◆ **DATA LINES**
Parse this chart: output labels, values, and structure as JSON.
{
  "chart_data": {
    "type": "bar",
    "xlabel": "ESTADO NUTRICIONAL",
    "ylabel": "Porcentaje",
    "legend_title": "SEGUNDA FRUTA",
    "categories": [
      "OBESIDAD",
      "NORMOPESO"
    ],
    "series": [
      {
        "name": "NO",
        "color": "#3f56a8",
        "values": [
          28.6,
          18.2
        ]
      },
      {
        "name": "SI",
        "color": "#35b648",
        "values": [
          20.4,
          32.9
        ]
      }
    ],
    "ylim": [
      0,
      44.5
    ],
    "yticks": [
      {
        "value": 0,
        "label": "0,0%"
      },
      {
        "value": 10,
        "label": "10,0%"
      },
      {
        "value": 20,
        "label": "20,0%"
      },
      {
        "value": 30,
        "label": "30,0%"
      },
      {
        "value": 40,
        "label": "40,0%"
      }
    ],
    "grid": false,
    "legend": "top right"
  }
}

◆ **TASK INSTRUCTIONS**
Return the lines above exactly, keeping every word.

◆ **ANSWER TO THE EXERCISE**
Parse this chart: output labels, values, and structure as JSON.
{
  "chart_data": {
    "type": "bar",
    "xlabel": "ESTADO NUTRICIONAL",
    "ylabel": "Porcentaje",
    "legend_title": "SEGUNDA FRUTA",
    "categories": [
      "OBESIDAD",
      "NORMOPESO"
    ],
    "series": [
      {
        "name": "NO",
        "color": "#3f56a8",
        "values": [
          28.6,
          18.2
        ]
      },
      {
        "name": "SI",
        "color": "#35b648",
        "values": [
          20.4,
          32.9
        ]
      }
    ],
    "ylim": [
      0,
      44.5
    ],
    "yticks": [
      {
        "value": 0,
        "label": "0,0%"
      },
      {
        "value": 10,
        "label": "10,0%"
      },
      {
        "value": 20,
        "label": "20,0%"
      },
      {
        "value": 30,
        "label": "30,0%"
      },
      {
        "value": 40,
        "label": "40,0%"
      }
    ],
    "grid": false,
    "legend": "top right"
  }
}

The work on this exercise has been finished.